(Task material)
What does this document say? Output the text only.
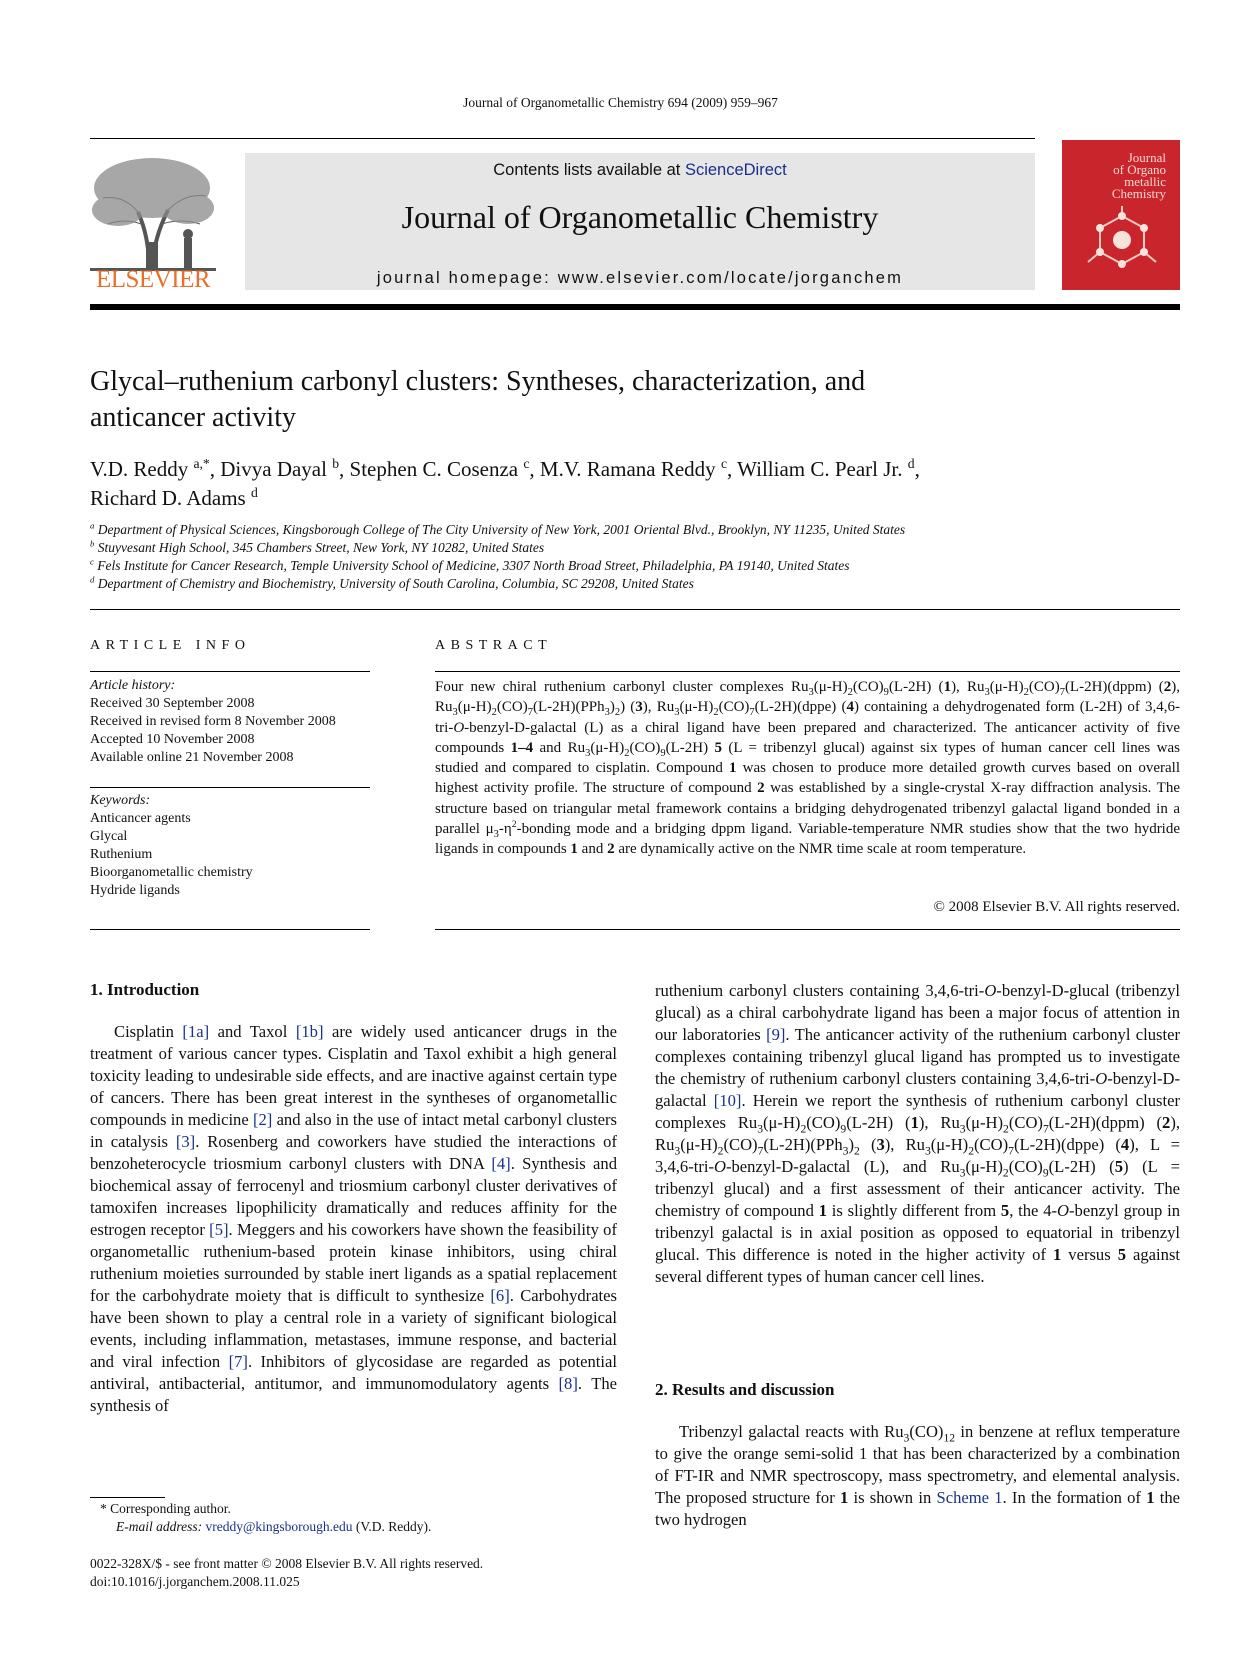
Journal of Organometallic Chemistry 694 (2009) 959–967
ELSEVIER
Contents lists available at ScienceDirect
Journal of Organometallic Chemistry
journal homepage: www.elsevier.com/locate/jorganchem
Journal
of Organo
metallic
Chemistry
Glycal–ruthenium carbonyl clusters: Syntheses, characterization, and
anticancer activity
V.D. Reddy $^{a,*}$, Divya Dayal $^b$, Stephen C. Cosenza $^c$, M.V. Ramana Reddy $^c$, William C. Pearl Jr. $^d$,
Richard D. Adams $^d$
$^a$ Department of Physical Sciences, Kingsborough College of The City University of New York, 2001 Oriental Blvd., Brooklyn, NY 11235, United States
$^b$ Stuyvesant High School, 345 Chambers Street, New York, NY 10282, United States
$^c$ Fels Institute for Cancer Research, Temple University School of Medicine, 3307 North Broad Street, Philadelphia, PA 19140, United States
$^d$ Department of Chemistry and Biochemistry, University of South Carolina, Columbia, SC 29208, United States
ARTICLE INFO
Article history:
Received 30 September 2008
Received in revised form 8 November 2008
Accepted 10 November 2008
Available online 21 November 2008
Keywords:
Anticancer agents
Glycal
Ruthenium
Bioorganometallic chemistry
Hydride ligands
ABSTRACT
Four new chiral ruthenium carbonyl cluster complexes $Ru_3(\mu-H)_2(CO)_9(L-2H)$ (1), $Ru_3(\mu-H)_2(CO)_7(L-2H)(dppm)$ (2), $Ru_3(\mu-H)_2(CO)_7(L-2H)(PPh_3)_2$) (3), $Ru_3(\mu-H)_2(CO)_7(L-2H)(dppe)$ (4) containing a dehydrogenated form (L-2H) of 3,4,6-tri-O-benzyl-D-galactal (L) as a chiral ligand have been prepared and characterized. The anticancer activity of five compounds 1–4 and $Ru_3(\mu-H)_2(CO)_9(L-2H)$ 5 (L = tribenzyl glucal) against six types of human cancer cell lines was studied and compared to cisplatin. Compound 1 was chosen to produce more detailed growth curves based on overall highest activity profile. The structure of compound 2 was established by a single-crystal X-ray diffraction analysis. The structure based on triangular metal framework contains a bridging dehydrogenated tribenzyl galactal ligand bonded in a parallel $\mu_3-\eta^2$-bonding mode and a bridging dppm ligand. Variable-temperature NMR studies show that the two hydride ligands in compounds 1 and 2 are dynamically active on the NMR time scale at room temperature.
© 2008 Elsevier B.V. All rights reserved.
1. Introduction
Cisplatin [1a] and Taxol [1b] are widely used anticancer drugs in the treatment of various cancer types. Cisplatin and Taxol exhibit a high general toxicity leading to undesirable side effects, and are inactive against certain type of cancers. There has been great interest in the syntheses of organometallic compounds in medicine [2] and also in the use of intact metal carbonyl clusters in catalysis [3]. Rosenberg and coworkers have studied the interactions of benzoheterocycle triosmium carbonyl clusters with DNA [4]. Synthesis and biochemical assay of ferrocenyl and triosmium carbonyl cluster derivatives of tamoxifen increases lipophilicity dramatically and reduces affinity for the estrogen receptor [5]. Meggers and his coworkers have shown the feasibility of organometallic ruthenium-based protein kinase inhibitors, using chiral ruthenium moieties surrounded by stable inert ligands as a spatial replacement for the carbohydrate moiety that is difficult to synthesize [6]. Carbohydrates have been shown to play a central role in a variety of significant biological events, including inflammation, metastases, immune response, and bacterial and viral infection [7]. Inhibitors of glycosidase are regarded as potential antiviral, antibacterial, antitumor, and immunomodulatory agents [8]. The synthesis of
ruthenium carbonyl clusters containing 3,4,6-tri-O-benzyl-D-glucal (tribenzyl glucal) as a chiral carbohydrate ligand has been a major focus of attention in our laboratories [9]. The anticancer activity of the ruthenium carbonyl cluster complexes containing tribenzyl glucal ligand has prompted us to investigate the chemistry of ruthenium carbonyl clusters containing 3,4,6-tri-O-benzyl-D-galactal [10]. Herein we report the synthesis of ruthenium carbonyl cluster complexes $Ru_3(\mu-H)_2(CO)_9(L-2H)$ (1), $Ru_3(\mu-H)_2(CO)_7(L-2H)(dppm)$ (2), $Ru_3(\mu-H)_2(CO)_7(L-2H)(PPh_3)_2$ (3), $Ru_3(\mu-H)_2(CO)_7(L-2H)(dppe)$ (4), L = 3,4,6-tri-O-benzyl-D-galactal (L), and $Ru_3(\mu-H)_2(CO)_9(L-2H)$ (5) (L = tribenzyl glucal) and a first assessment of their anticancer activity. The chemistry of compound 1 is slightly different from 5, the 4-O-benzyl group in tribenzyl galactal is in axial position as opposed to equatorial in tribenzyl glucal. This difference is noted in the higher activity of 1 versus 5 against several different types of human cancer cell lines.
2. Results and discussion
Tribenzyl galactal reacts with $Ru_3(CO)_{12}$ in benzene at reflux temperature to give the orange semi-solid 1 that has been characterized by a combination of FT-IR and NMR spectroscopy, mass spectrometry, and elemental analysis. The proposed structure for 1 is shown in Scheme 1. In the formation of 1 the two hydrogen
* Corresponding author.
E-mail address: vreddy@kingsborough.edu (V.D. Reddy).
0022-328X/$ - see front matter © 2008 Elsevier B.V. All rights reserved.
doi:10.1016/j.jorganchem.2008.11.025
(End Task material)
(Task material)
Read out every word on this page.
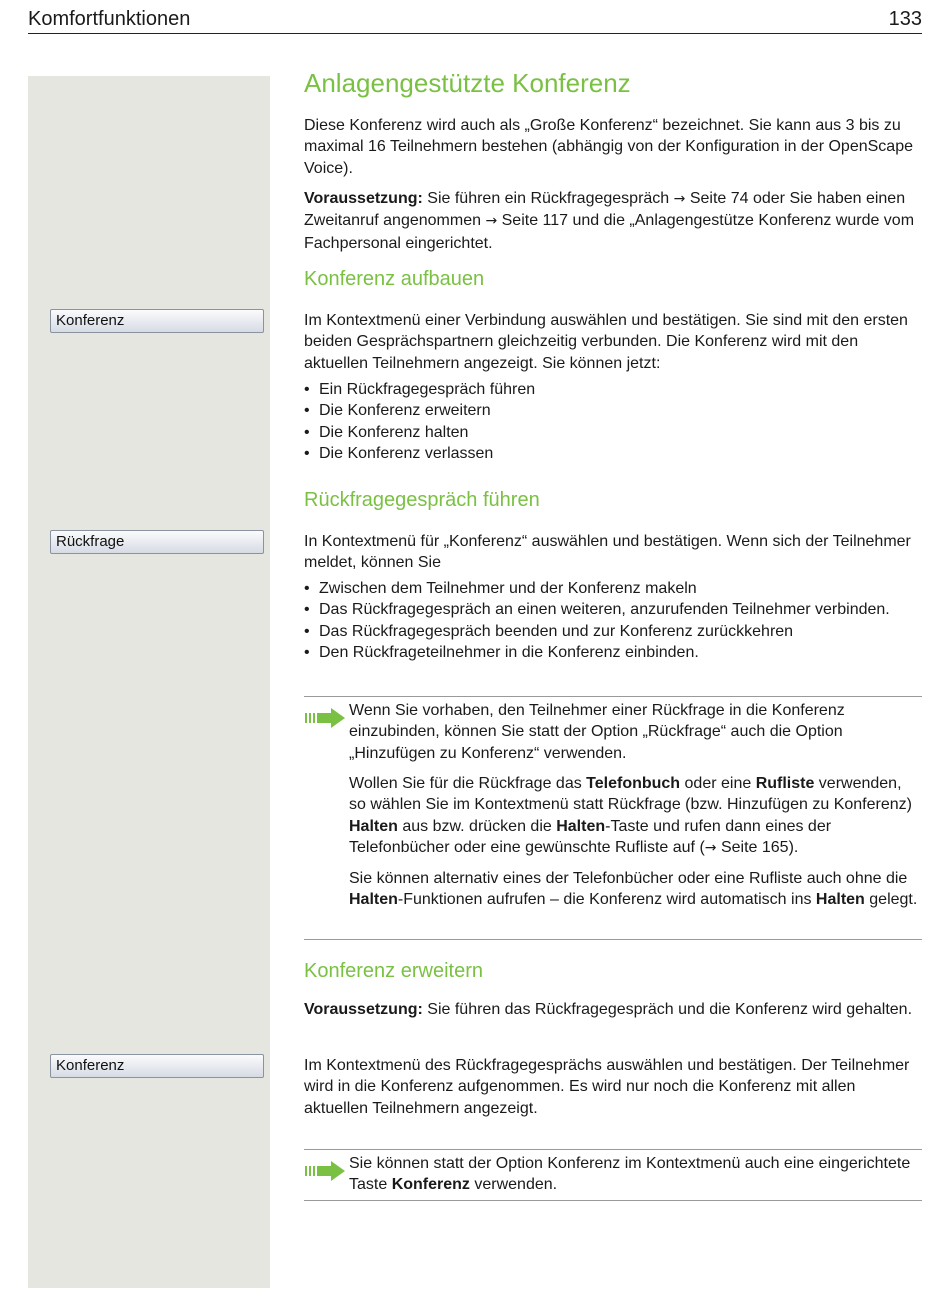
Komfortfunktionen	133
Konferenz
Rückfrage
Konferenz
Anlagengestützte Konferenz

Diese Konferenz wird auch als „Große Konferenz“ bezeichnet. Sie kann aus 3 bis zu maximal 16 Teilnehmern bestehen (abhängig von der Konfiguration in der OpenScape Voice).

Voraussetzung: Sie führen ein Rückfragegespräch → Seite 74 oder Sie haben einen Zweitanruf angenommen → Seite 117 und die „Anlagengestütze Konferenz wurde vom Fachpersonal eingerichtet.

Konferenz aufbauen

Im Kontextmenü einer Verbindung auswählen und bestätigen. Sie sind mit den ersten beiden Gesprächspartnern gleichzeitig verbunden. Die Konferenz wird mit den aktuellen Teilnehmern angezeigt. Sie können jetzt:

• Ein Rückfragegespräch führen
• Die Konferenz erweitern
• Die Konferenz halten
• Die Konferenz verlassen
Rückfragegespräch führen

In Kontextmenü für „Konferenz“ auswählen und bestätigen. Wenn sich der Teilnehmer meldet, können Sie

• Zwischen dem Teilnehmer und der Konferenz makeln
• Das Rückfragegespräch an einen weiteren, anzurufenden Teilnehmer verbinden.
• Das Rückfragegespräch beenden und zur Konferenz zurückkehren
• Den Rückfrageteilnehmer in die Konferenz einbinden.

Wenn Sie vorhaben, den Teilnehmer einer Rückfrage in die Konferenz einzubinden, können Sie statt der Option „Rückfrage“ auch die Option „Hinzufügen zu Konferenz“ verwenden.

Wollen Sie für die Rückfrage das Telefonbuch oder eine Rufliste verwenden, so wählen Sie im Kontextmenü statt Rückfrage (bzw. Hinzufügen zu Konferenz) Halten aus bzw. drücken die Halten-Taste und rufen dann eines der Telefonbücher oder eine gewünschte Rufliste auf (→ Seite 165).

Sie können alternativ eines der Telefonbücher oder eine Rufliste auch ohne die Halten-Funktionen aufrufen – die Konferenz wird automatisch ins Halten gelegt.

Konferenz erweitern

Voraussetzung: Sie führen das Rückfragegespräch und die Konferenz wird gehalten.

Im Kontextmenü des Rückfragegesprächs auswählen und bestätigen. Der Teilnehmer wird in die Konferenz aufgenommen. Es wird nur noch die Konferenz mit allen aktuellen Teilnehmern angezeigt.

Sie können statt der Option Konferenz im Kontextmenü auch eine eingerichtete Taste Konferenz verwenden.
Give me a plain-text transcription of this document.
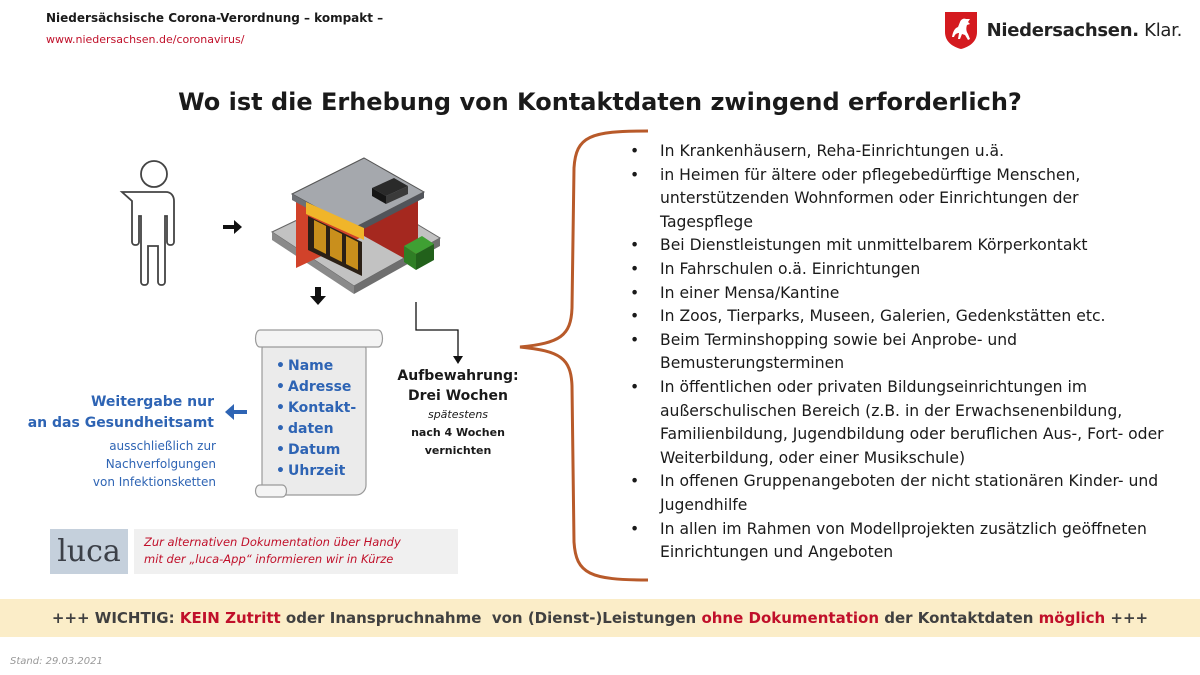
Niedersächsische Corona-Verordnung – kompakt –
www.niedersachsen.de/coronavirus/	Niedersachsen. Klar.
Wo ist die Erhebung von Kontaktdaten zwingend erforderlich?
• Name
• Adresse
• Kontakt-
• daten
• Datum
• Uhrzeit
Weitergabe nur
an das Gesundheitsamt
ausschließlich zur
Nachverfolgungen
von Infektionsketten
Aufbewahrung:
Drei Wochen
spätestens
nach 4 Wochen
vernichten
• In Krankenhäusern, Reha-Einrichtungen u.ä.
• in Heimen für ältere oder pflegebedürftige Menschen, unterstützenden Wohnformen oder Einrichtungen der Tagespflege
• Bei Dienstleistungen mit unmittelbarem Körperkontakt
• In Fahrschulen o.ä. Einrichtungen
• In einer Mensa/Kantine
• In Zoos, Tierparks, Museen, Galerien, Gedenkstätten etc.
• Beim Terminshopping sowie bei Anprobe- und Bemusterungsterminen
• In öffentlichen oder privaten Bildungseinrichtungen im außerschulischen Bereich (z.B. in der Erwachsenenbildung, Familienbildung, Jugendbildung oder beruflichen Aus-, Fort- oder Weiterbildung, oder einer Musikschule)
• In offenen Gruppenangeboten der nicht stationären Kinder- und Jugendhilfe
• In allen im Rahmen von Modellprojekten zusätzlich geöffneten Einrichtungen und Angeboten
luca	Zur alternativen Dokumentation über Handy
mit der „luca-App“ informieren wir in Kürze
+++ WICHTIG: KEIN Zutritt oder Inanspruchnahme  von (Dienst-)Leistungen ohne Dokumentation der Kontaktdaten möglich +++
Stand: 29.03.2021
(End Task material)
**Directions:**
Search the listing above for "Street" and copy every line that holds it.

**Written solution:**
$^b$ Stuyvesant High School, 345 Chambers Street, New York, NY 10282, United States
$^c$ Fels Institute for Cancer Research, Temple University School of Medicine, 3307 North Broad Street, Philadelphia, PA 19140, United States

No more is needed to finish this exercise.